━━━━━ DATA SECTION ━━━━━
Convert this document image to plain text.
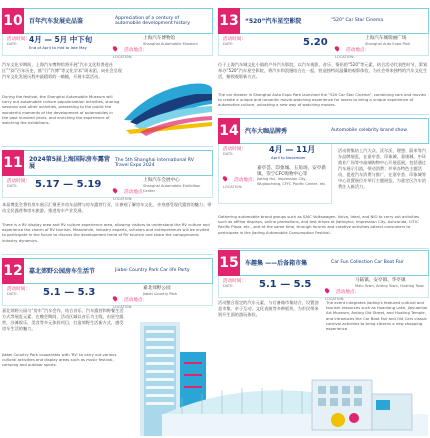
10 百年汽车发展史品鉴	Appreciation of a century of automobile development history
活动时间：
DATE:	4月 — 5月 中下旬
End of April to mid to late May
活动地点：
LOCATION:
上海汽车博物馆
Shanghai Automobile Museum
汽车文化节期间，上海汽车博物馆将开展“汽车文化科普进社区”“阅”百年历史，推“行”汽博”等文化学术“周末团，向社会呈现汽车文化发展历程中最精彩的一帧帧，开展丰富活动。
During the festival, the Shanghai Automobile Museum will carry out automobile culture popularization activities, sharing sessions and other activities, presenting to the public the wonderful moments of the development of automobiles in the past hundred years, and enriching the experience of watching the exhibitions.
11 2024第5届上海国际房车露营展
The 5th Shanghai International RV Travel Expo 2024
活动时间：
DATE:	5.17 — 5.19
活动地点：
LOCATION:
上海汽车会展中心
Shanghai Automobile Exhibition Center
本届博览会将有房车展示汇聚更多房车品牌与房车露营行业，让参观了解房车文化、亲身感受现代露营的魅力；带动全民露营和房车旅游，推进房车产业发展。
There is a RV display area and RV culture experience area, allowing visitors to understand the RV culture and experience the charm of RV tourism. Meanwhile, industry experts, scholars and entrepreneurs will be invited to participate in the forum to discuss the development trend of RV tourism and share the campgrounds industry dynamics.
12 嘉北郊野公园房车生活节	Jiabei Country Park Car life Party
活动时间：
DATE:	5.1 — 5.3
活动地点：
LOCATION:
嘉北郊野公园
Jiabei Country Park
嘉北郊野公园与“房车”汽车会作，结合音乐、汽车露营和野餐生活方式等展览元素，在晚会期间，活动区域以音乐为主线，由星空露营，沙滩娱乐，美食等多元体验项目，打造郊野生活新方式，感受房车生活的魅力。
Jiabei Country Park cooperates with 'RV' to carry out various cultural activities and display areas such as music festival, camping and outdoor sports.
13 “520”汽车星空影院	"520" Car Star Cinema
活动时间：
DATE:	5.20
活动地点：
LOCATION:
上海汽车城瑞丽广场
Shanghai Auto Expo Park
位于上海汽车城文化小镇的户外汽车影院，以汽车观影，音乐、情侣的“520”等元素，结合活动代表性时节，策划举办“520”汽车星空影院，将汽车和浪漫结合在一起，营造独特而温馨的观影体验，为社会带来独特的汽车文化生活，解锁观影新方式。
The car theater in Shanghai Auto Expo Park launched the "520 Car Star Cinema", combining cars and movies to create a unique and romantic movie-watching experience for lovers to bring a unique experience of automotive culture, unlocking a new way of watching movies.
14 汽车大咖品牌秀	Automobile celebrity brand show
活动时间：
DATE:	4月 — 11月
April to November
活动地点：
LOCATION:
嘉亭荟、印象城、五角场、安亭新镇、崇宁CFC购物中心等
Jiating Hui, Impression City, Wujiaochang, CFFC Pacific Center, etc.
活动将集结上汽大众、沃尔沃、理想、蔚来等汽车品牌展览，在嘉亭荟、印象城、嘉康城、中环商业广场等中高端购物中心开展巡展，包括通过汽车展示引流，带动消费；并举办特色主题活动，促进汽车消费与推广，在嘉亭荟、印象城等中心设置展位并举行主题展览，为嘉定区汽车消费注入新活力。
Gathering automobile brand groups such as SAIC Volkswagen, Volvo, Ideal, and NIO to carry out activities such as offline displays, online promotions, and test drives at Jiatinghui, Impression City, Ashcanda, CITIC Pacific Plaza, etc., and at the same time, through forums and creative activities attract consumers to participate in the Jiading Automobile Consumption Festival.
15 车趣集 ——后备箱市集	Car Fun Collection Car Boot Fair
活动时间：
DATE:	5.1 — 5.5
活动地点：
LOCATION:
马陆镇、安亭镇、华亭镇
Malu Town, Anting Town, Huating Town
活动整合嘉定的汽车元素，与后备箱市集结合，设置创意市集、亲子互动、文化表演等多种板块，为市民带来别开生面的游玩体验。
The event integrates Jiading's featured cultural and tourism resources such as Huanlong Lake, Jiayuanhai Art Museum, Anting Old Street, and Huating Temple, and introduces the Car Boot Fair and Old Cars classic carnival activities to bring citizens a new shopping experience.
━━━━━
→ WHAT IS ASKED:
Keep the pictures out of the copy and write out the data exactly as it stands.

→ COMPLETED EXERCISE:
Convert this document image to plain text.
10 百年汽车发展史品鉴	Appreciation of a century of automobile development history
活动时间：
DATE:	4月 — 5月 中下旬
End of April to mid to late May
活动地点：
LOCATION:
上海汽车博物馆
Shanghai Automobile Museum
汽车文化节期间，上海汽车博物馆将开展“汽车文化科普进社区”“阅”百年历史，推“行”汽博”等文化学术“周末团，向社会呈现汽车文化发展历程中最精彩的一帧帧，开展丰富活动。
During the festival, the Shanghai Automobile Museum will carry out automobile culture popularization activities, sharing sessions and other activities, presenting to the public the wonderful moments of the development of automobiles in the past hundred years, and enriching the experience of watching the exhibitions.
11 2024第5届上海国际房车露营展
The 5th Shanghai International RV Travel Expo 2024
活动时间：
DATE:	5.17 — 5.19
活动地点：
LOCATION:
上海汽车会展中心
Shanghai Automobile Exhibition Center
本届博览会将有房车展示汇聚更多房车品牌与房车露营行业，让参观了解房车文化、亲身感受现代露营的魅力；带动全民露营和房车旅游，推进房车产业发展。
There is a RV display area and RV culture experience area, allowing visitors to understand the RV culture and experience the charm of RV tourism. Meanwhile, industry experts, scholars and entrepreneurs will be invited to participate in the forum to discuss the development trend of RV tourism and share the campgrounds industry dynamics.
12 嘉北郊野公园房车生活节	Jiabei Country Park Car life Party
活动时间：
DATE:	5.1 — 5.3
活动地点：
LOCATION:
嘉北郊野公园
Jiabei Country Park
嘉北郊野公园与“房车”汽车会作，结合音乐、汽车露营和野餐生活方式等展览元素，在晚会期间，活动区域以音乐为主线，由星空露营，沙滩娱乐，美食等多元体验项目，打造郊野生活新方式，感受房车生活的魅力。
Jiabei Country Park cooperates with 'RV' to carry out various cultural activities and display areas such as music festival, camping and outdoor sports.
13 “520”汽车星空影院	"520" Car Star Cinema
活动时间：
DATE:	5.20
活动地点：
LOCATION:
上海汽车城瑞丽广场
Shanghai Auto Expo Park
位于上海汽车城文化小镇的户外汽车影院，以汽车观影，音乐、情侣的“520”等元素，结合活动代表性时节，策划举办“520”汽车星空影院，将汽车和浪漫结合在一起，营造独特而温馨的观影体验，为社会带来独特的汽车文化生活，解锁观影新方式。
The car theater in Shanghai Auto Expo Park launched the "520 Car Star Cinema", combining cars and movies to create a unique and romantic movie-watching experience for lovers to bring a unique experience of automotive culture, unlocking a new way of watching movies.
14 汽车大咖品牌秀	Automobile celebrity brand show
活动时间：
DATE:	4月 — 11月
April to November
活动地点：
LOCATION:
嘉亭荟、印象城、五角场、安亭新镇、崇宁CFC购物中心等
Jiating Hui, Impression City, Wujiaochang, CFFC Pacific Center, etc.
活动将集结上汽大众、沃尔沃、理想、蔚来等汽车品牌展览，在嘉亭荟、印象城、嘉康城、中环商业广场等中高端购物中心开展巡展，包括通过汽车展示引流，带动消费；并举办特色主题活动，促进汽车消费与推广，在嘉亭荟、印象城等中心设置展位并举行主题展览，为嘉定区汽车消费注入新活力。
Gathering automobile brand groups such as SAIC Volkswagen, Volvo, Ideal, and NIO to carry out activities such as offline displays, online promotions, and test drives at Jiatinghui, Impression City, Ashcanda, CITIC Pacific Plaza, etc., and at the same time, through forums and creative activities attract consumers to participate in the Jiading Automobile Consumption Festival.
15 车趣集 ——后备箱市集	Car Fun Collection Car Boot Fair
活动时间：
DATE:	5.1 — 5.5
活动地点：
LOCATION:
马陆镇、安亭镇、华亭镇
Malu Town, Anting Town, Huating Town
活动整合嘉定的汽车元素，与后备箱市集结合，设置创意市集、亲子互动、文化表演等多种板块，为市民带来别开生面的游玩体验。
The event integrates Jiading's featured cultural and tourism resources such as Huanlong Lake, Jiayuanhai Art Museum, Anting Old Street, and Huating Temple, and introduces the Car Boot Fair and Old Cars classic carnival activities to bring citizens a new shopping experience.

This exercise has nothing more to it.